Data records
==============================
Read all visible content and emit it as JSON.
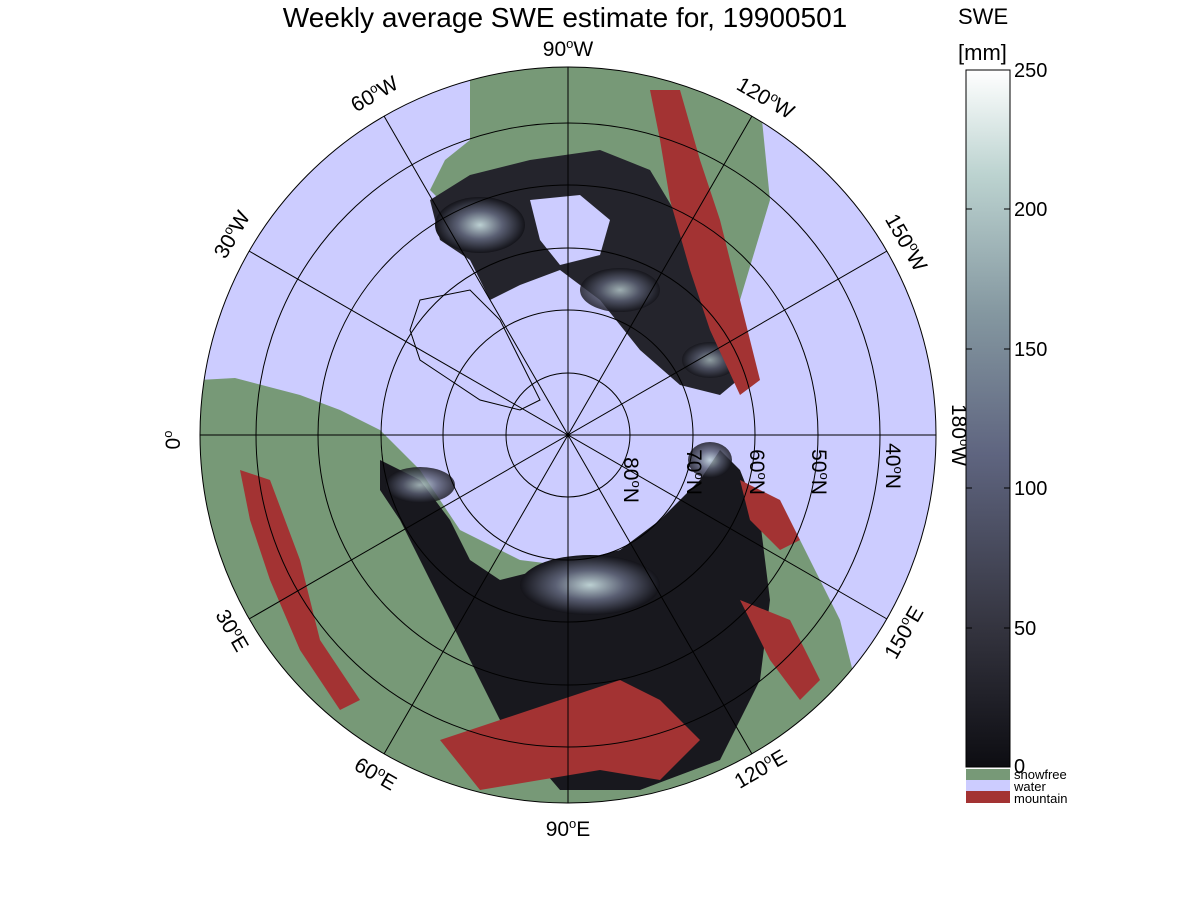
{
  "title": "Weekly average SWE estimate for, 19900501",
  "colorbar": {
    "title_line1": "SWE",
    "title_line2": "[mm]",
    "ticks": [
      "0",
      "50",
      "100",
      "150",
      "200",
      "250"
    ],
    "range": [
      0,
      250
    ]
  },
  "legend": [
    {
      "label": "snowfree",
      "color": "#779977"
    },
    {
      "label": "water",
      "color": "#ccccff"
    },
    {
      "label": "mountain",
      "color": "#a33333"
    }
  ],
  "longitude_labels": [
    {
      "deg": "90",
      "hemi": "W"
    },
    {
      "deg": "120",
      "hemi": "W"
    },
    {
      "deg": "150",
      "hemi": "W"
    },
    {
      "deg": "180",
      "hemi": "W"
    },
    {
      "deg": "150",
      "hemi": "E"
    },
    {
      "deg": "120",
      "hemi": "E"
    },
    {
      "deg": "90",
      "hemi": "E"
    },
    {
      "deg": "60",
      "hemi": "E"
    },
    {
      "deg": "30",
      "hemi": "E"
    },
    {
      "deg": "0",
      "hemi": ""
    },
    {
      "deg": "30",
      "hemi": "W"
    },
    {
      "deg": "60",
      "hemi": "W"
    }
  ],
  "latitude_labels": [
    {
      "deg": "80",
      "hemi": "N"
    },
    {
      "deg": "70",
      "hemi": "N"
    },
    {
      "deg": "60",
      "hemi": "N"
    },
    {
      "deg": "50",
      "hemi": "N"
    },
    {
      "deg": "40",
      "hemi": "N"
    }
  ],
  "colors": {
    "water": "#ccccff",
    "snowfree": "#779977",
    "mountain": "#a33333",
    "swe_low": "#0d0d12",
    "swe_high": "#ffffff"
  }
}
==============================
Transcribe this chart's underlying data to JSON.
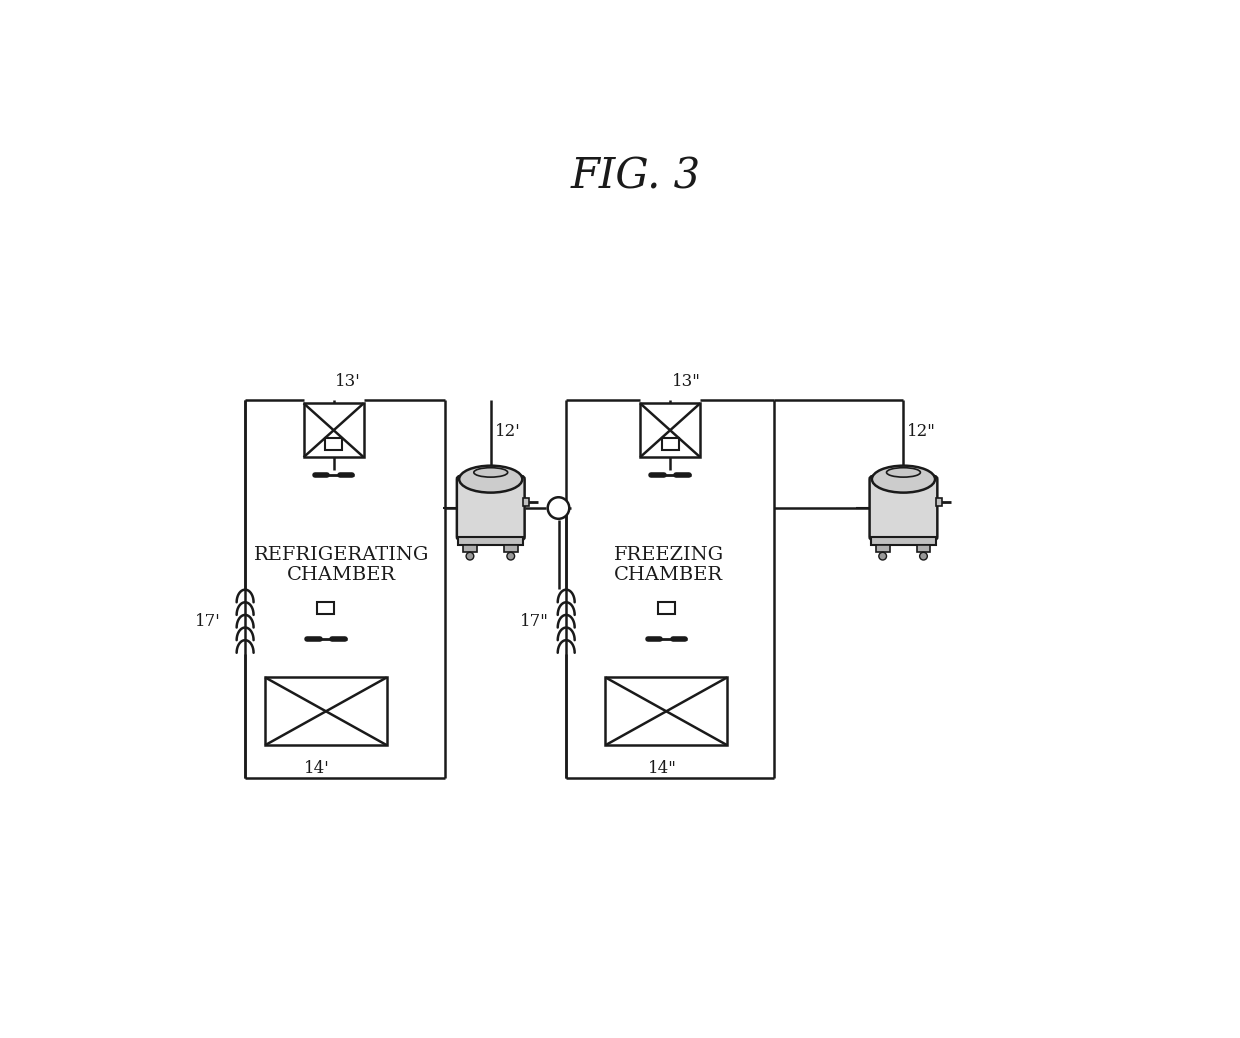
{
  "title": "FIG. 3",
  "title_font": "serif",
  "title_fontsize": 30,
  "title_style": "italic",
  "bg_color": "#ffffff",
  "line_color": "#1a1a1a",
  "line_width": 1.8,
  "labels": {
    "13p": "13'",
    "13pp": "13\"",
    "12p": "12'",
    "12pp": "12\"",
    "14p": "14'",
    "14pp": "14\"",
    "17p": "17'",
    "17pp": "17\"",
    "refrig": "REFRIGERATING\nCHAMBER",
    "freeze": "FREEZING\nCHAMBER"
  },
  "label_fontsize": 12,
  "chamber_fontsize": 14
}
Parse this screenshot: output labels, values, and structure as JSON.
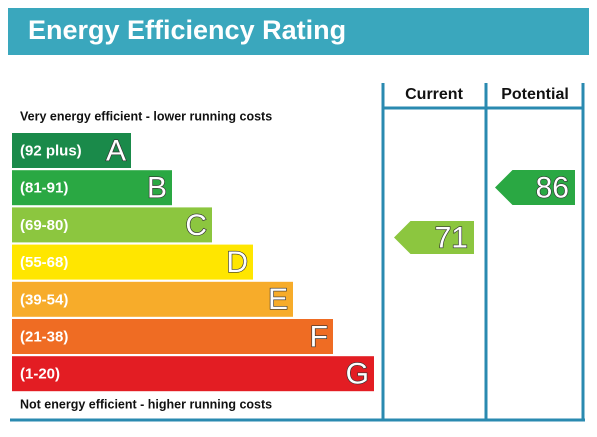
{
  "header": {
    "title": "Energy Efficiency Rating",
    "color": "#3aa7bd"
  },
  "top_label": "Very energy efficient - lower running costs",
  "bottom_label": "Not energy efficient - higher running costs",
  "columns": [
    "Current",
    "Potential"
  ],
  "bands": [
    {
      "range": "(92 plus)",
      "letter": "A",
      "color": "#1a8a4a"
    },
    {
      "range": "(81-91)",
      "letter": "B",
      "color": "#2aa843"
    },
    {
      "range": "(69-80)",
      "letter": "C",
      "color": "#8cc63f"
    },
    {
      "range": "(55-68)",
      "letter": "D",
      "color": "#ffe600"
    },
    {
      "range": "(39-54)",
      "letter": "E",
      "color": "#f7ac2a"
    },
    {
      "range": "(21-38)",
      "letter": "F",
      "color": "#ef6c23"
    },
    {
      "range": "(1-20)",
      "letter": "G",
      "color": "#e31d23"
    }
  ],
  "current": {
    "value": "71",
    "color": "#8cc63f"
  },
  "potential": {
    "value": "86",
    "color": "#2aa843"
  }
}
==============================
Filter the entries above down to the lines containing the word "letter".

§ **Complete output**
      "letter": "A",
      "letter": "B",
      "letter": "C",
      "letter": "D",
      "letter": "E",
      "letter": "F",
      "letter": "G",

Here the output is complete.